§ **Petunjuk**
[A] Jawablah pertanyaan berikut berdasarkan teks tentang perkembangan hukum laut Indonesia:
(i) Dalam Staatsblad nomor berapa TZMKO 1939 tercantum?
(ii) Pada tanggal berapa TZMKO 1939 mulai berlaku?
(iii) Menurut pasal 1 ordonansi tersebut, berapa lebar laut wilayah Indonesia dan dari mana lebar itu diukur?
[B] Tulis ulang secara lebih ringkas paragraf yang diawali "Indonesia adalah negara kepulauan" dalam teks tentang perkembangan hukum laut Indonesia, tanpa menghilangkan fakta utamanya.
[C] Salin tanpa perubahan bagian dari kutipan teks tentang perkembangan hukum laut Indonesia, mulai dari "Mengenai laut wilayah, pasal" dan berakhir pada "dalam daerah Indonesia.".

§ **Kutipan Teks**
+ + + + +

Bagaimana awal Perkembangan Hukum Laut Indonesia?

Perkembangan Hukum Laut Indonesia

Bagaimana awal Perkembangan Hukum Laut Indonesia ?

Indonesia adalah negara kepulauan yang terdiri dari beribu-ribu pulau yang terbentang dari sabang sampai merauke, sebelum adanya Deklarasi Djuanda yang menyatakan bahwa laut Indonesia termasuk laut sekitar di antara dan di dalam kepulauan Indonesia menjadi satu kesatuan wilayah NKRI,Indonesia yang merupakan negara bekas jajahan Belanda tersebut, wilayah Indonesia mengacu pada Ordonasi Hindia Belanda 1939 ( Territoriale Zee en Maritime Kringen Ordonantie 1939) (TZMKO 1939) tercantum dalam Staatsblad 1939 No. 442 dan mulai berlaku pada tanggal 25 September 1939.

Mengenai laut wilayah, pasal 1 Ordonasi tersebut antara lain menyatakan bahwa :

Lebar laut wilayah Indonesia adalah 3 mil laut, diukur dari garis air rendah dari pulau-pulau yang termasuk dalam daerah Indonesia.

+ + + + +

§ **Bagian Data**

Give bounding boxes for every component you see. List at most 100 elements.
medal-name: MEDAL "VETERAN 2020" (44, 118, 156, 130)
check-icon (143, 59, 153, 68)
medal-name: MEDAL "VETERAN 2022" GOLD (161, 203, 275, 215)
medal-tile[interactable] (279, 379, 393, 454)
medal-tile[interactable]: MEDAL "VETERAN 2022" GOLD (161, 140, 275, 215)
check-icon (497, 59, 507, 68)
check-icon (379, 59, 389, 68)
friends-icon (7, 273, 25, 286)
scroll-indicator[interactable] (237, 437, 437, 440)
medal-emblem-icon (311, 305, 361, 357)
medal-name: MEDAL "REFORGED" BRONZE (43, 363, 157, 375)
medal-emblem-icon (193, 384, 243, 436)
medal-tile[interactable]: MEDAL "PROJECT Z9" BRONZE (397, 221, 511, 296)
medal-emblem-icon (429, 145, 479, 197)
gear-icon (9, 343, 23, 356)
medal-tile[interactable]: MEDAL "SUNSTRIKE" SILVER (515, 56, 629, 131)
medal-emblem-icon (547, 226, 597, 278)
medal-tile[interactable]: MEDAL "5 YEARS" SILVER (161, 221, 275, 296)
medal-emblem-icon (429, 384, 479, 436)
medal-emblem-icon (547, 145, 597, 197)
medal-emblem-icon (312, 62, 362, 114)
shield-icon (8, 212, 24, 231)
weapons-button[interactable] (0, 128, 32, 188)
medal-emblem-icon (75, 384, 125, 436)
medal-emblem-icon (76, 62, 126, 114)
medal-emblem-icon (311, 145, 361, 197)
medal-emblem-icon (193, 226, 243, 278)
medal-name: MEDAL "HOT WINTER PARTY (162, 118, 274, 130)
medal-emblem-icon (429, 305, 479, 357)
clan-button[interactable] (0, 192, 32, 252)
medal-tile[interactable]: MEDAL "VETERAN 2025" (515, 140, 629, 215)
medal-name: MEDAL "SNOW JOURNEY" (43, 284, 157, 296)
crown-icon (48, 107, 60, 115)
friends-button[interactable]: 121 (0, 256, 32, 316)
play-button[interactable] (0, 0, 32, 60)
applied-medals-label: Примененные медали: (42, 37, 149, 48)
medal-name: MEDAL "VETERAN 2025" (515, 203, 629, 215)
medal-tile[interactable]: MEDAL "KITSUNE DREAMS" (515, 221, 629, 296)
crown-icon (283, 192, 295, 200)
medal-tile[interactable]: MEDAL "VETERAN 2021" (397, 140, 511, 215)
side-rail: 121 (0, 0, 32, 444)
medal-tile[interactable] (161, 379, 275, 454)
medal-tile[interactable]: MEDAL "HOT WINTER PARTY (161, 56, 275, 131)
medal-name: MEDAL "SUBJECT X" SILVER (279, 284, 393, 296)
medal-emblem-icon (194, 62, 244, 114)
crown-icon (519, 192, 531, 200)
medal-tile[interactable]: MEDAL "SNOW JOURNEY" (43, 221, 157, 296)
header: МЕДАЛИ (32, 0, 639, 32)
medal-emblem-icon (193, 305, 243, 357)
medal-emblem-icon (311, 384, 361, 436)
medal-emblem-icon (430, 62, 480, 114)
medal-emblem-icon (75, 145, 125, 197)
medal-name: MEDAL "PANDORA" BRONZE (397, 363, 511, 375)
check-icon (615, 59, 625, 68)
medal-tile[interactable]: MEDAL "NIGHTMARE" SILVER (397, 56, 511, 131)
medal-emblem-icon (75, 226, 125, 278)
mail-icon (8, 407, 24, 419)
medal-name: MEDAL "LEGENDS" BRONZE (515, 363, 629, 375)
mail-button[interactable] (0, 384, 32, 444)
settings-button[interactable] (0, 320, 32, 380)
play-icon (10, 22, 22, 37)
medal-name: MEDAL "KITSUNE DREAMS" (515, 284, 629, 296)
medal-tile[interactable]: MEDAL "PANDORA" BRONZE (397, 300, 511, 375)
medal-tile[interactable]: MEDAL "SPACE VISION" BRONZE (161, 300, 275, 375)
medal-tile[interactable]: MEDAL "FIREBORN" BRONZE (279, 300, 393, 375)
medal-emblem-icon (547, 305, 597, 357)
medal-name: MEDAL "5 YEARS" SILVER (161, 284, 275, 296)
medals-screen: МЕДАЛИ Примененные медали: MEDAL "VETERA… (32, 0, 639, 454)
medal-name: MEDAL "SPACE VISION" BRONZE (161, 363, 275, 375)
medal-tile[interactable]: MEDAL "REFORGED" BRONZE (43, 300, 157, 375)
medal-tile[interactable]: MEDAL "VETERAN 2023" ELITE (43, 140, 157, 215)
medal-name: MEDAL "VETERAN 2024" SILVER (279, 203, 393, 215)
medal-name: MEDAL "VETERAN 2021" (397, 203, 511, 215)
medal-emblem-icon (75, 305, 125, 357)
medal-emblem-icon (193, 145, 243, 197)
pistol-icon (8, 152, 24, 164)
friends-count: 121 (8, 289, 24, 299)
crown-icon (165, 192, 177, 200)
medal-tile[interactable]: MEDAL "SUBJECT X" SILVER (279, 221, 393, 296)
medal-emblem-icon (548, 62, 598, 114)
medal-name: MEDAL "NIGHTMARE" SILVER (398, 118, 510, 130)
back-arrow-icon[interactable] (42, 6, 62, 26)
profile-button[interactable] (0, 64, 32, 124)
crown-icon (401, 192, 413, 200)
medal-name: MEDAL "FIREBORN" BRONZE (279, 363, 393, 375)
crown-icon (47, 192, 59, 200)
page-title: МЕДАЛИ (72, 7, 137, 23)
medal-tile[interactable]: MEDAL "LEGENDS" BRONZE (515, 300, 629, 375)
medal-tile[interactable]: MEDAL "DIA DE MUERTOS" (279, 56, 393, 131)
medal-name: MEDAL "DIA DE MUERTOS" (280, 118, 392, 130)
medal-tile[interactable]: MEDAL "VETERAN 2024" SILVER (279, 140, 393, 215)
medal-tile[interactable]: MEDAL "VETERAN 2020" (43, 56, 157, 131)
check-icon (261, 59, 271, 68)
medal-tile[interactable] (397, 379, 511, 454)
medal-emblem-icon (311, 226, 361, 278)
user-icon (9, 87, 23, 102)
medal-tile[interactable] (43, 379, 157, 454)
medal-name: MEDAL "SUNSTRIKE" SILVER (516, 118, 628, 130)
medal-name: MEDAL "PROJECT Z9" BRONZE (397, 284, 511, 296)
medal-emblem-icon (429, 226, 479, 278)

+ + + + +

§ **Kunci Jawaban**
[A]
(i) Staatsblad 1939 No. 442.
(ii) 25 September 1939.
(iii) Lebarnya 3 mil laut, diukur dari garis air rendah pulau-pulau yang termasuk dalam daerah Indonesia.

[B] Indonesia adalah negara kepulauan dengan ribuan pulau yang terbentang dari Sabang sampai Merauke. Deklarasi Djuanda kemudian menyatakan bahwa laut di sekitar, di antara, dan di dalam kepulauan Indonesia merupakan satu kesatuan wilayah NKRI. Sebelum deklarasi itu, wilayah Indonesia sebagai bekas jajahan Belanda mengacu pada TZMKO 1939. Ordonansi tersebut tercantum dalam Staatsblad 1939 No. 442 dan berlaku sejak 25 September 1939.

[C]
Mengenai laut wilayah, pasal 1 Ordonasi tersebut antara lain menyatakan bahwa :

Lebar laut wilayah Indonesia adalah 3 mil laut, diukur dari garis air rendah dari pulau-pulau yang termasuk dalam daerah Indonesia.